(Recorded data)
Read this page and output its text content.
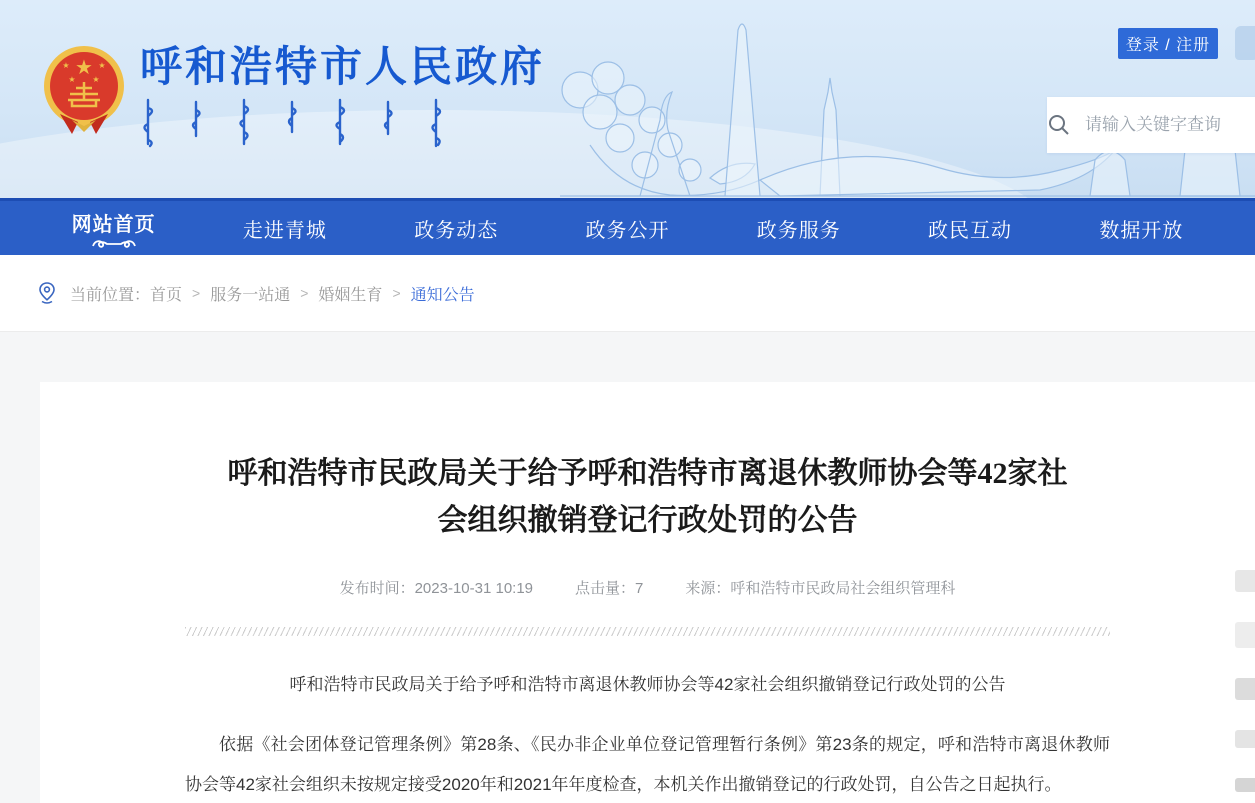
★
★	★
★ ★ 呼和浩特市人民政府	登录 / 注册
请输入关键字查询
网站首页	走进青城	政务动态	政务公开	政务服务	政民互动	数据开放
当前位置： 首页 > 服务一站通 > 婚姻生育 > 通知公告
呼和浩特市民政局关于给予呼和浩特市离退休教师协会等42家社会组织撤销登记行政处罚的公告
发布时间：2023-10-31 10:19	点击量：7	来源：呼和浩特市民政局社会组织管理科

呼和浩特市民政局关于给予呼和浩特市离退休教师协会等42家社会组织撤销登记行政处罚的公告

依据《社会团体登记管理条例》第28条、《民办非企业单位登记管理暂行条例》第23条的规定，呼和浩特市离退休教师协会等42家社会组织未按规定接受2020年和2021年年度检查，本机关作出撤销登记的行政处罚，自公告之日起执行。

■ Aim of the exercise ■
Nothing but the pictures may be dropped; output the records above exactly.

■ Exercise result ■
Read this page and output its text content.
★
★	★
★ ★ 呼和浩特市人民政府	登录 / 注册
请输入关键字查询
网站首页	走进青城	政务动态	政务公开	政务服务	政民互动	数据开放
当前位置： 首页 > 服务一站通 > 婚姻生育 > 通知公告
呼和浩特市民政局关于给予呼和浩特市离退休教师协会等42家社会组织撤销登记行政处罚的公告
发布时间：2023-10-31 10:19	点击量：7	来源：呼和浩特市民政局社会组织管理科

呼和浩特市民政局关于给予呼和浩特市离退休教师协会等42家社会组织撤销登记行政处罚的公告

依据《社会团体登记管理条例》第28条、《民办非企业单位登记管理暂行条例》第23条的规定，呼和浩特市离退休教师协会等42家社会组织未按规定接受2020年和2021年年度检查，本机关作出撤销登记的行政处罚，自公告之日起执行。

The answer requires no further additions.